## LESETEXT
○ ○ ○ ○

Weil aber heute alles nicht so einfach ist wie früher (die guten alten Zeiten, als Pirrotta noch mit dem eigenen Betonmischer durch die Gegend fuhr: rein in den Beton und weg), muss die Angelegenheit zwar bereinigt werden, der Weg dazu ist aber denkbar kompliziert. So kompliziert, dass keiner der Kombattanten damit wirklich zufrieden sein kann – und das Ganze ohnehin nicht mehr wirklich kontrolliert. Überforderte Mafia-Bosse, in die Jahre gekommen, was können die alles anrichten.

Nun kommt hinzu, dass Pirrotta seine lebenslustige Tochter Betty gern mit Turrisi verheiraten würde, was zum einen das Gerangel mit Turrisi nicht einfacher macht. Der Schwiegervater meuchelt die Lagergenossen des Schwiegersohns und umgekehrt? Was für ein Schlamassel. Zum anderen ist das Projekt nicht ganz einfach umzusetzen, weil Betty deutlich jünger als Turrisi ist (wir erinnern uns, die Familie hatte mit Julia ähnliche Pläne). Betty hat zudem ihren eigenen Kopf, und macht damit die Verwirrung um die Shakespeare’sche Inszenierung komplett.

Das alles geschieht nun eingebettet in die Hautevolee sizilianischer Provenienz, deren Hauptaufgabe anscheinend darin besteht, das Leben in ihrer Umgebung möglichst kompliziert und unattraktiv zu machen. Das aber ist die quasi natürliche Basis der Komödie, die Capellani hier inszeniert.

Seinen Höhepunkt erreicht die Szenerie, als genau in dem Moment, in dem der Schauspieler, der den Romeo gibt (als beinahe Sechzigjähriger zumindest verfremdet besetzt), sich an einer zweideutigen Textstelle ans Gemächt fasst und der Kulturreferent Falsaperla erschossen zu Boden sinkt. Das lässt für den Erfolg der Inszenierung nicht das Beste hoffen, auch wenn sich die Beteiligten flugs daran machen, einen neuen Anlauf für die Aufführung zu machen. Kultur weicht immerhin nicht so einfach vor der Gewalt, es sei denn – wie das bekannte Bonmot zu Lasten der Sozialdemokratie sagt – es regnete.

○ ○ ○ ○

## BEREITGESTELLTE ANGABEN

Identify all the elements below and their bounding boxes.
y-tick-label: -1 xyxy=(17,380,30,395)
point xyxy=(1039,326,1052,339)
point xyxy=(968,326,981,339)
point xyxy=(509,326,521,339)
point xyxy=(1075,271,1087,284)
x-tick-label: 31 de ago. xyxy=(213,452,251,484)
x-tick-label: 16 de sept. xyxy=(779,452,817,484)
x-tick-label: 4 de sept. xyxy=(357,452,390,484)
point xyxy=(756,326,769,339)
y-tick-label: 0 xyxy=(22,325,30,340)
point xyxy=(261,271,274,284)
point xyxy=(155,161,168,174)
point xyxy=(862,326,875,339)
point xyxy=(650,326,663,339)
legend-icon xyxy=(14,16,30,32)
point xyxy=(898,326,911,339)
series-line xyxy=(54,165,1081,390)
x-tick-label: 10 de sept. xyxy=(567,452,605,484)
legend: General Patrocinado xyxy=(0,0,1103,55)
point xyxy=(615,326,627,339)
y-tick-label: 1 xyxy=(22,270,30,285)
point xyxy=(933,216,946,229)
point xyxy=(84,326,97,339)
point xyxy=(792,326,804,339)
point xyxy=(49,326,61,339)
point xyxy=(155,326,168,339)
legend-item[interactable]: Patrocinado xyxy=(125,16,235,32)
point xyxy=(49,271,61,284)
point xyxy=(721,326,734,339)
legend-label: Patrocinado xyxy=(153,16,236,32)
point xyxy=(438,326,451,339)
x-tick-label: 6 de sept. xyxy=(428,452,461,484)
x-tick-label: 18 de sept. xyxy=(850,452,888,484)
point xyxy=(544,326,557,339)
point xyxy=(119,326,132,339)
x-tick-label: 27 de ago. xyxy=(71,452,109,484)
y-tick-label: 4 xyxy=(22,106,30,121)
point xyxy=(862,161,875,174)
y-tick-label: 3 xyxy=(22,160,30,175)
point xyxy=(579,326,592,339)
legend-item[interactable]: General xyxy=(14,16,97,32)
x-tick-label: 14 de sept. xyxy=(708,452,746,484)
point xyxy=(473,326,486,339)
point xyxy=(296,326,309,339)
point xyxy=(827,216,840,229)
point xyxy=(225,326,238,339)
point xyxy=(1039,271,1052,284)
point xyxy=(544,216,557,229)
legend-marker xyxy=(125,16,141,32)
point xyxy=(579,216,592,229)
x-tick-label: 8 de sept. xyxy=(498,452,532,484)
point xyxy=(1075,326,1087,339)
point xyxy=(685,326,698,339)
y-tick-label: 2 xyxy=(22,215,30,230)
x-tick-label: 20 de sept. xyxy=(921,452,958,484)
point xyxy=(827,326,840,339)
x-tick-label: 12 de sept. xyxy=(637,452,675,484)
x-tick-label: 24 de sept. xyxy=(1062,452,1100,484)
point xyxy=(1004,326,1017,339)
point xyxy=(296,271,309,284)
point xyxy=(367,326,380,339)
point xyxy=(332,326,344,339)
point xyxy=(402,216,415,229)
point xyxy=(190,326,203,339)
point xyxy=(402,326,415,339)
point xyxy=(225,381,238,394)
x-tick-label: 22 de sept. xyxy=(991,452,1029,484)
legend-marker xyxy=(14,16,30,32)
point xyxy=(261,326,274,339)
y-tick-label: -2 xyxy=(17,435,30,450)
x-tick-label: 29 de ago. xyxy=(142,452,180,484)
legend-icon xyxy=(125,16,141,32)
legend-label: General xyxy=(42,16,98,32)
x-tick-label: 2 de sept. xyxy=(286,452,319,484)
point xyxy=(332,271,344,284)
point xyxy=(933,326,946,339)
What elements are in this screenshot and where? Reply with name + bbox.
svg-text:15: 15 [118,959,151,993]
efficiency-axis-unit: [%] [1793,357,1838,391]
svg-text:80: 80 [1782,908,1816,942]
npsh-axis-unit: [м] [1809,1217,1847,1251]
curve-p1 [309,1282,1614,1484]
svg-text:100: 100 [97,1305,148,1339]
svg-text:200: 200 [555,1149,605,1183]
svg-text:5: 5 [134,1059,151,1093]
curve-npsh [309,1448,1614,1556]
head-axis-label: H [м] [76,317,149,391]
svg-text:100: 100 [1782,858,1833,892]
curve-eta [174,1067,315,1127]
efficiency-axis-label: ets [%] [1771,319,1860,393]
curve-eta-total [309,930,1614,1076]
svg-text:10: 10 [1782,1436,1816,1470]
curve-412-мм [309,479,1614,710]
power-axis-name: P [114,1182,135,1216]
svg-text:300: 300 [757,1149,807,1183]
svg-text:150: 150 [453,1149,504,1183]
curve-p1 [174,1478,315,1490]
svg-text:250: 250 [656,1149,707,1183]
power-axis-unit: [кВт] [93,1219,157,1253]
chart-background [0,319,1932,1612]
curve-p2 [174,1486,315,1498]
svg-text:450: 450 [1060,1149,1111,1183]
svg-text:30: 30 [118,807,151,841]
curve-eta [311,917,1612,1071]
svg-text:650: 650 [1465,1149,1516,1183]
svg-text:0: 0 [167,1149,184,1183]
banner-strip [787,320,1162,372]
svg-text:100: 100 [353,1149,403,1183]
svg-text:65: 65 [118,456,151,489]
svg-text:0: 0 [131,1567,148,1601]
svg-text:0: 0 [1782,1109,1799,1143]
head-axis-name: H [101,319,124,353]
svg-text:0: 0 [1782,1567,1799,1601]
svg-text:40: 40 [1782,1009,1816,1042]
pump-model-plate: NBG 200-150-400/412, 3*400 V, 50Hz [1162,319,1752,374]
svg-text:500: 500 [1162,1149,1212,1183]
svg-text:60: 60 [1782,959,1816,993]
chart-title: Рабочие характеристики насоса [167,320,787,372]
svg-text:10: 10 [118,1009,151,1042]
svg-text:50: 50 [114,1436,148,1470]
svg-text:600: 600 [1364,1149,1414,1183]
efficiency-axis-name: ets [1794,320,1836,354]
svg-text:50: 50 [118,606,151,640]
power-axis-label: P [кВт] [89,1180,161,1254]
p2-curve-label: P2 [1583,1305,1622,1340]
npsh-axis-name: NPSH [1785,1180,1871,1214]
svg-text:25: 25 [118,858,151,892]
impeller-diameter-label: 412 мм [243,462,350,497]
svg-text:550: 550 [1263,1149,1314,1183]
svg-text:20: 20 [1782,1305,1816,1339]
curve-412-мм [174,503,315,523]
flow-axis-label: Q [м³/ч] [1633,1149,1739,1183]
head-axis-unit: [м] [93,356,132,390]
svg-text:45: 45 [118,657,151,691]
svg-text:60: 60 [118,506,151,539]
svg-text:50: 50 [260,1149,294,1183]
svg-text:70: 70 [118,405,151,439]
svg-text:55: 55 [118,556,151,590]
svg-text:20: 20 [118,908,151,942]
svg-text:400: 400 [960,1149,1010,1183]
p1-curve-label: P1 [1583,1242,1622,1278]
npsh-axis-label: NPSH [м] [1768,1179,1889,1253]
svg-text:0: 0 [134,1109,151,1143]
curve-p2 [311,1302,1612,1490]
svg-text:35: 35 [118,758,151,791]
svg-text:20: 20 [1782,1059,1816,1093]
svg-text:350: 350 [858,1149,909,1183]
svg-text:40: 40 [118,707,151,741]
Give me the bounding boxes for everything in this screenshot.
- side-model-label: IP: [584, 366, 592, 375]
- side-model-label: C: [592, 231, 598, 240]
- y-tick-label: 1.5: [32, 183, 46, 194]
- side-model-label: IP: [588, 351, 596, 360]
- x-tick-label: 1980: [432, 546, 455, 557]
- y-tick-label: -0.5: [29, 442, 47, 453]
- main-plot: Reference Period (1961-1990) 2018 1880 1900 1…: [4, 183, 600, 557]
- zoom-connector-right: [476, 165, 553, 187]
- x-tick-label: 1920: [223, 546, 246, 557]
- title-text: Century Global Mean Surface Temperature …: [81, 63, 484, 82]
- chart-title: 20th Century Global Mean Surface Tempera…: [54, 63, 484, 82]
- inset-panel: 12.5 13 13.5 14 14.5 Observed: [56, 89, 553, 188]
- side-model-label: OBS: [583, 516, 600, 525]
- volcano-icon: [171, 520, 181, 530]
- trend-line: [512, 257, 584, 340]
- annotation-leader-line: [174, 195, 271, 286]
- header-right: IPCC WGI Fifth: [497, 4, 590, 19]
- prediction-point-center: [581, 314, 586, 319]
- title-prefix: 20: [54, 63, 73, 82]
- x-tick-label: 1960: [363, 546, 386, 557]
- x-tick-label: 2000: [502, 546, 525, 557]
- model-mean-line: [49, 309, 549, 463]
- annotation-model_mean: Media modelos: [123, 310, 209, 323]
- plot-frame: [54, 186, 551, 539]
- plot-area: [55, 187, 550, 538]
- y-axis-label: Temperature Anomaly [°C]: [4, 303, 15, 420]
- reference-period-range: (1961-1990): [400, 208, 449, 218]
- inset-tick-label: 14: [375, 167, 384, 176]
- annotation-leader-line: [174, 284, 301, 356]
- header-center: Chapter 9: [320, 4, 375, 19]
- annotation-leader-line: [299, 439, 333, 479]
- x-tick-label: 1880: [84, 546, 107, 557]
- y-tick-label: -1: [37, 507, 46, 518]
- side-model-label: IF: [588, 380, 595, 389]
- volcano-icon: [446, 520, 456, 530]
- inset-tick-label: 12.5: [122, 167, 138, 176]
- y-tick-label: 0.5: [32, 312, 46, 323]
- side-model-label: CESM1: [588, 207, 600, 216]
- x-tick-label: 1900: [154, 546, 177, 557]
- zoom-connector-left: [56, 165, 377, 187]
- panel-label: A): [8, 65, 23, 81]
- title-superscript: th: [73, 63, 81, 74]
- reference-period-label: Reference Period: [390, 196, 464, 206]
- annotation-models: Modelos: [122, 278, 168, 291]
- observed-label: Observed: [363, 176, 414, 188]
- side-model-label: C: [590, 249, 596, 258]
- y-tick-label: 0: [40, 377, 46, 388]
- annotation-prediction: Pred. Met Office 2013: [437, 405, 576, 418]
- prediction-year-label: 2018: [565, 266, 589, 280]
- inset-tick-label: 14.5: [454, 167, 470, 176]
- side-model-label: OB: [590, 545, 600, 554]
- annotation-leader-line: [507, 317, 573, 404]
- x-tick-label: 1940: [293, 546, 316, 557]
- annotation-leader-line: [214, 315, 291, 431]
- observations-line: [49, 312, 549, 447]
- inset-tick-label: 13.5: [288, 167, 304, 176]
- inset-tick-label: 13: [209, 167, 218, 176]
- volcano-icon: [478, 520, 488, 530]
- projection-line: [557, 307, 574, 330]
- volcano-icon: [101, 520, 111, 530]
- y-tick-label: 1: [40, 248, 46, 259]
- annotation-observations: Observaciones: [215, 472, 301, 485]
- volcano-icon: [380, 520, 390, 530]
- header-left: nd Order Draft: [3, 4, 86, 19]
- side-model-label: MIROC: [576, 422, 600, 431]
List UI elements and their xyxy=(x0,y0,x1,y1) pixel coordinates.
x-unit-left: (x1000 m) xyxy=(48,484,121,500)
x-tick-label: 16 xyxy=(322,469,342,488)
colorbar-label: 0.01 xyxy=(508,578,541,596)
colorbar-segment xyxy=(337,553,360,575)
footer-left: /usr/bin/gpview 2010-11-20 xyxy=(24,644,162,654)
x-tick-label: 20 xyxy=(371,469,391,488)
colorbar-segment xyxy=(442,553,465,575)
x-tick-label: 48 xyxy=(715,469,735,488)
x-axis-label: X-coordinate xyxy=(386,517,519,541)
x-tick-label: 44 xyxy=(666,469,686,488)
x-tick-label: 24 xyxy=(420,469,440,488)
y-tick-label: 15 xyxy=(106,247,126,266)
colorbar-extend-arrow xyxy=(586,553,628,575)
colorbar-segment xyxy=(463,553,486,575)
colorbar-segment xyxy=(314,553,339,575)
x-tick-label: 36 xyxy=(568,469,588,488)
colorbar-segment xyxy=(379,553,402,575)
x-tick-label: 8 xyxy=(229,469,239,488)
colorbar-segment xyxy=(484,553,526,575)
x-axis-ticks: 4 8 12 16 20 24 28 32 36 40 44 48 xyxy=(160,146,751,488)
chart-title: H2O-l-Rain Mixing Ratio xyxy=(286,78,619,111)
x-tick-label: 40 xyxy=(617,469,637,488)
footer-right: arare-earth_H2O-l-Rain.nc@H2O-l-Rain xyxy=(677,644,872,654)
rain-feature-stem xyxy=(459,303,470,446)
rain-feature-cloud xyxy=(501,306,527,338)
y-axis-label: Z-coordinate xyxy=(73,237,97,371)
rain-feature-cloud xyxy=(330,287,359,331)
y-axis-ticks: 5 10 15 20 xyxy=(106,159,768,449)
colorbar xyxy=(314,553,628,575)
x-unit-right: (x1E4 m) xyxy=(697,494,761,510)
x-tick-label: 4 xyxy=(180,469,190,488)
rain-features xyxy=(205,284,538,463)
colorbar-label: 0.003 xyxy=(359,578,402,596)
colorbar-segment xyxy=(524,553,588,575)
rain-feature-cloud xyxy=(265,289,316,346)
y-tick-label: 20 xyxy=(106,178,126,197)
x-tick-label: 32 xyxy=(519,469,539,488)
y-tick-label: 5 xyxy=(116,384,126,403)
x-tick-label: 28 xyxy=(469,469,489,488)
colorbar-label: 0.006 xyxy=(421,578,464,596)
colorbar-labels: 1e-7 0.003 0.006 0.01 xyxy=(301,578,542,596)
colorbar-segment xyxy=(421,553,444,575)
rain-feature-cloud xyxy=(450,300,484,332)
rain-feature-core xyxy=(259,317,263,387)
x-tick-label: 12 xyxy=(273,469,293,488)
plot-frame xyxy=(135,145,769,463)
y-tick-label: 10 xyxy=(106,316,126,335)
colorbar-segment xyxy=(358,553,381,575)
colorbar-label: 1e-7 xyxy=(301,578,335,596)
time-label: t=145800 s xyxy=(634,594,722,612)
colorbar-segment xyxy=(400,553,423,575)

○ ○ ○ ○

## AUFGABENSTELLUNG
Schreibe den Abschnitt des Lesetexts, der mit den Worten „Nun kommt hinzu, dass“ beginnt und mit „Shakespeare’sche Inszenierung komplett.“ schließt, erneut ab und benenne dabei „Schlamassel“ in „Durcheinander“ um. Die Einträge haben mit dem Lesetext nichts zu tun.

## ERLEDIGTE AUFGABE
Nun kommt hinzu, dass Pirrotta seine lebenslustige Tochter Betty gern mit Turrisi verheiraten würde, was zum einen das Gerangel mit Turrisi nicht einfacher macht. Der Schwiegervater meuchelt die Lagergenossen des Schwiegersohns und umgekehrt? Was für ein Durcheinander. Zum anderen ist das Projekt nicht ganz einfach umzusetzen, weil Betty deutlich jünger als Turrisi ist (wir erinnern uns, die Familie hatte mit Julia ähnliche Pläne). Betty hat zudem ihren eigenen Kopf, und macht damit die Verwirrung um die Shakespeare’sche Inszenierung komplett.